── RECORDED INFORMATION
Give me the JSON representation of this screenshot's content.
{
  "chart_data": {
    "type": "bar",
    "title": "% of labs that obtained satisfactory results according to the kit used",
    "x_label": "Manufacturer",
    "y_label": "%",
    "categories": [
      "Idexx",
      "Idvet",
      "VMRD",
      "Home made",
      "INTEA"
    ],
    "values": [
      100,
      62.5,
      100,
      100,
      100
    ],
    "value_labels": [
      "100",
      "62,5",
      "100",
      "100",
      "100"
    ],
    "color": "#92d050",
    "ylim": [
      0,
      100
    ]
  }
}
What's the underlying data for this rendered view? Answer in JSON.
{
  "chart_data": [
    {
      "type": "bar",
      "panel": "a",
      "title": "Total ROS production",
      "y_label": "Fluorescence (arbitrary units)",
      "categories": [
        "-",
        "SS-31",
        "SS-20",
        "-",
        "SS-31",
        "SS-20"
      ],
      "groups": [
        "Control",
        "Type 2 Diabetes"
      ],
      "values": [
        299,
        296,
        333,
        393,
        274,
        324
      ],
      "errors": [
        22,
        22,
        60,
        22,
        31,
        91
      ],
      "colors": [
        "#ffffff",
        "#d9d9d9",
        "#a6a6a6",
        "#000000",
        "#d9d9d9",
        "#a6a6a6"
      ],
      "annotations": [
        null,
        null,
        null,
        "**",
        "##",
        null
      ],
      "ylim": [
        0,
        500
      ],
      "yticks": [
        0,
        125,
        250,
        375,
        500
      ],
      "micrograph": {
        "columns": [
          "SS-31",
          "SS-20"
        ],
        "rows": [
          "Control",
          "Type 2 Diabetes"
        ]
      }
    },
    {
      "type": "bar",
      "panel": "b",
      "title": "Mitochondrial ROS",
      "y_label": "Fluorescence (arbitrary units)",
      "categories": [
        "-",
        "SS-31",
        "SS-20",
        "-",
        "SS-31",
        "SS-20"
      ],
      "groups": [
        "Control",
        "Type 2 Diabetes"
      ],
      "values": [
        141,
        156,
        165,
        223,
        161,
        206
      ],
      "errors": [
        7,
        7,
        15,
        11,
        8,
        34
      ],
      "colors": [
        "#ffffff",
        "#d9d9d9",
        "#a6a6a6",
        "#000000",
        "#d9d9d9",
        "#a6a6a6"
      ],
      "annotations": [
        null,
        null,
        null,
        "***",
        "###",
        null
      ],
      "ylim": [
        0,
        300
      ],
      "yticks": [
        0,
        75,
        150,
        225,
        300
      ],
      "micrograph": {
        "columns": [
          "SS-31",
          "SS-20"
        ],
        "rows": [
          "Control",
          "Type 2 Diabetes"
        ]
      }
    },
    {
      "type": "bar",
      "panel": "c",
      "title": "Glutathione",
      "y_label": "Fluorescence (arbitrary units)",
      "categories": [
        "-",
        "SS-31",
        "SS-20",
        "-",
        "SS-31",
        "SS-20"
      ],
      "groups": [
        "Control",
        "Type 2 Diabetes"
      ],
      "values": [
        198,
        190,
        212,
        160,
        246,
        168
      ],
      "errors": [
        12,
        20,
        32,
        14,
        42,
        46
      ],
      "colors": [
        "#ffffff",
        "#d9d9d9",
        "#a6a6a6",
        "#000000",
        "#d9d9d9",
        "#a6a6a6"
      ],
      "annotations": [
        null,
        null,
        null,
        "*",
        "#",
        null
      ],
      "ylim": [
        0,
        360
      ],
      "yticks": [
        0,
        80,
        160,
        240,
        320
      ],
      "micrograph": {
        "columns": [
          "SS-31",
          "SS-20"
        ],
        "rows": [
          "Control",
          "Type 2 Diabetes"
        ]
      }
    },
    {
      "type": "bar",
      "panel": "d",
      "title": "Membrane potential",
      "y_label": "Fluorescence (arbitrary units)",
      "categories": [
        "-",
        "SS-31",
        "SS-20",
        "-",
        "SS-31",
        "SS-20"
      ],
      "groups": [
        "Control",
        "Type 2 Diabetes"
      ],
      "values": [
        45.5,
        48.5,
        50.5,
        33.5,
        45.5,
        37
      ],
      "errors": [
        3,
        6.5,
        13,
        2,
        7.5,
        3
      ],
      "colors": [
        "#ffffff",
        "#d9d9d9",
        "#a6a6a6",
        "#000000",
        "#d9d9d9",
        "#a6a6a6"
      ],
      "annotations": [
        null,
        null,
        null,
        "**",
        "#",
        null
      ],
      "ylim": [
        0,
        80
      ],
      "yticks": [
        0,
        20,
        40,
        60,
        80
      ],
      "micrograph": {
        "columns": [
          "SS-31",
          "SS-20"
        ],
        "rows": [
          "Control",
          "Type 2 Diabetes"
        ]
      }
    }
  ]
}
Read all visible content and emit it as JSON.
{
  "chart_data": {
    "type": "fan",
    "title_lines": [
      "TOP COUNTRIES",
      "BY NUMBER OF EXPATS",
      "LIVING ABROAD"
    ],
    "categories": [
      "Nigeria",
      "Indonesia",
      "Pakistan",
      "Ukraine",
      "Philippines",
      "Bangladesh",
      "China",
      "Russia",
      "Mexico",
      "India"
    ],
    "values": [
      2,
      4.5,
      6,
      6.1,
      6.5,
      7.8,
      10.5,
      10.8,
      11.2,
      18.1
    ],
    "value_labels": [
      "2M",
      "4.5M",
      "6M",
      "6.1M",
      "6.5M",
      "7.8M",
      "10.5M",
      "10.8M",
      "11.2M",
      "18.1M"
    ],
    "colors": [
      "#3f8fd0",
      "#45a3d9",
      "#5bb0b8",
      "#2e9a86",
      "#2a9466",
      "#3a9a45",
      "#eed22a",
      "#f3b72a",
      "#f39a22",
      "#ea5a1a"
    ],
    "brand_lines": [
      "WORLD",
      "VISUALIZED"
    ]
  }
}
────
*EXERCISE INSTRUCTIONS*: Take the entries above and copy them out exactly.

*TASK OUTPUT*:
Give me the JSON representation of this screenshot's content.
{
  "chart_data": {
    "type": "bar",
    "title": "% of labs that obtained satisfactory results according to the kit used",
    "x_label": "Manufacturer",
    "y_label": "%",
    "categories": [
      "Idexx",
      "Idvet",
      "VMRD",
      "Home made",
      "INTEA"
    ],
    "values": [
      100,
      62.5,
      100,
      100,
      100
    ],
    "value_labels": [
      "100",
      "62,5",
      "100",
      "100",
      "100"
    ],
    "color": "#92d050",
    "ylim": [
      0,
      100
    ]
  }
}
What's the underlying data for this rendered view? Answer in JSON.
{
  "chart_data": [
    {
      "type": "bar",
      "panel": "a",
      "title": "Total ROS production",
      "y_label": "Fluorescence (arbitrary units)",
      "categories": [
        "-",
        "SS-31",
        "SS-20",
        "-",
        "SS-31",
        "SS-20"
      ],
      "groups": [
        "Control",
        "Type 2 Diabetes"
      ],
      "values": [
        299,
        296,
        333,
        393,
        274,
        324
      ],
      "errors": [
        22,
        22,
        60,
        22,
        31,
        91
      ],
      "colors": [
        "#ffffff",
        "#d9d9d9",
        "#a6a6a6",
        "#000000",
        "#d9d9d9",
        "#a6a6a6"
      ],
      "annotations": [
        null,
        null,
        null,
        "**",
        "##",
        null
      ],
      "ylim": [
        0,
        500
      ],
      "yticks": [
        0,
        125,
        250,
        375,
        500
      ],
      "micrograph": {
        "columns": [
          "SS-31",
          "SS-20"
        ],
        "rows": [
          "Control",
          "Type 2 Diabetes"
        ]
      }
    },
    {
      "type": "bar",
      "panel": "b",
      "title": "Mitochondrial ROS",
      "y_label": "Fluorescence (arbitrary units)",
      "categories": [
        "-",
        "SS-31",
        "SS-20",
        "-",
        "SS-31",
        "SS-20"
      ],
      "groups": [
        "Control",
        "Type 2 Diabetes"
      ],
      "values": [
        141,
        156,
        165,
        223,
        161,
        206
      ],
      "errors": [
        7,
        7,
        15,
        11,
        8,
        34
      ],
      "colors": [
        "#ffffff",
        "#d9d9d9",
        "#a6a6a6",
        "#000000",
        "#d9d9d9",
        "#a6a6a6"
      ],
      "annotations": [
        null,
        null,
        null,
        "***",
        "###",
        null
      ],
      "ylim": [
        0,
        300
      ],
      "yticks": [
        0,
        75,
        150,
        225,
        300
      ],
      "micrograph": {
        "columns": [
          "SS-31",
          "SS-20"
        ],
        "rows": [
          "Control",
          "Type 2 Diabetes"
        ]
      }
    },
    {
      "type": "bar",
      "panel": "c",
      "title": "Glutathione",
      "y_label": "Fluorescence (arbitrary units)",
      "categories": [
        "-",
        "SS-31",
        "SS-20",
        "-",
        "SS-31",
        "SS-20"
      ],
      "groups": [
        "Control",
        "Type 2 Diabetes"
      ],
      "values": [
        198,
        190,
        212,
        160,
        246,
        168
      ],
      "errors": [
        12,
        20,
        32,
        14,
        42,
        46
      ],
      "colors": [
        "#ffffff",
        "#d9d9d9",
        "#a6a6a6",
        "#000000",
        "#d9d9d9",
        "#a6a6a6"
      ],
      "annotations": [
        null,
        null,
        null,
        "*",
        "#",
        null
      ],
      "ylim": [
        0,
        360
      ],
      "yticks": [
        0,
        80,
        160,
        240,
        320
      ],
      "micrograph": {
        "columns": [
          "SS-31",
          "SS-20"
        ],
        "rows": [
          "Control",
          "Type 2 Diabetes"
        ]
      }
    },
    {
      "type": "bar",
      "panel": "d",
      "title": "Membrane potential",
      "y_label": "Fluorescence (arbitrary units)",
      "categories": [
        "-",
        "SS-31",
        "SS-20",
        "-",
        "SS-31",
        "SS-20"
      ],
      "groups": [
        "Control",
        "Type 2 Diabetes"
      ],
      "values": [
        45.5,
        48.5,
        50.5,
        33.5,
        45.5,
        37
      ],
      "errors": [
        3,
        6.5,
        13,
        2,
        7.5,
        3
      ],
      "colors": [
        "#ffffff",
        "#d9d9d9",
        "#a6a6a6",
        "#000000",
        "#d9d9d9",
        "#a6a6a6"
      ],
      "annotations": [
        null,
        null,
        null,
        "**",
        "#",
        null
      ],
      "ylim": [
        0,
        80
      ],
      "yticks": [
        0,
        20,
        40,
        60,
        80
      ],
      "micrograph": {
        "columns": [
          "SS-31",
          "SS-20"
        ],
        "rows": [
          "Control",
          "Type 2 Diabetes"
        ]
      }
    }
  ]
}
Read all visible content and emit it as JSON.
{
  "chart_data": {
    "type": "fan",
    "title_lines": [
      "TOP COUNTRIES",
      "BY NUMBER OF EXPATS",
      "LIVING ABROAD"
    ],
    "categories": [
      "Nigeria",
      "Indonesia",
      "Pakistan",
      "Ukraine",
      "Philippines",
      "Bangladesh",
      "China",
      "Russia",
      "Mexico",
      "India"
    ],
    "values": [
      2,
      4.5,
      6,
      6.1,
      6.5,
      7.8,
      10.5,
      10.8,
      11.2,
      18.1
    ],
    "value_labels": [
      "2M",
      "4.5M",
      "6M",
      "6.1M",
      "6.5M",
      "7.8M",
      "10.5M",
      "10.8M",
      "11.2M",
      "18.1M"
    ],
    "colors": [
      "#3f8fd0",
      "#45a3d9",
      "#5bb0b8",
      "#2e9a86",
      "#2a9466",
      "#3a9a45",
      "#eed22a",
      "#f3b72a",
      "#f39a22",
      "#ea5a1a"
    ],
    "brand_lines": [
      "WORLD",
      "VISUALIZED"
    ]
  }
}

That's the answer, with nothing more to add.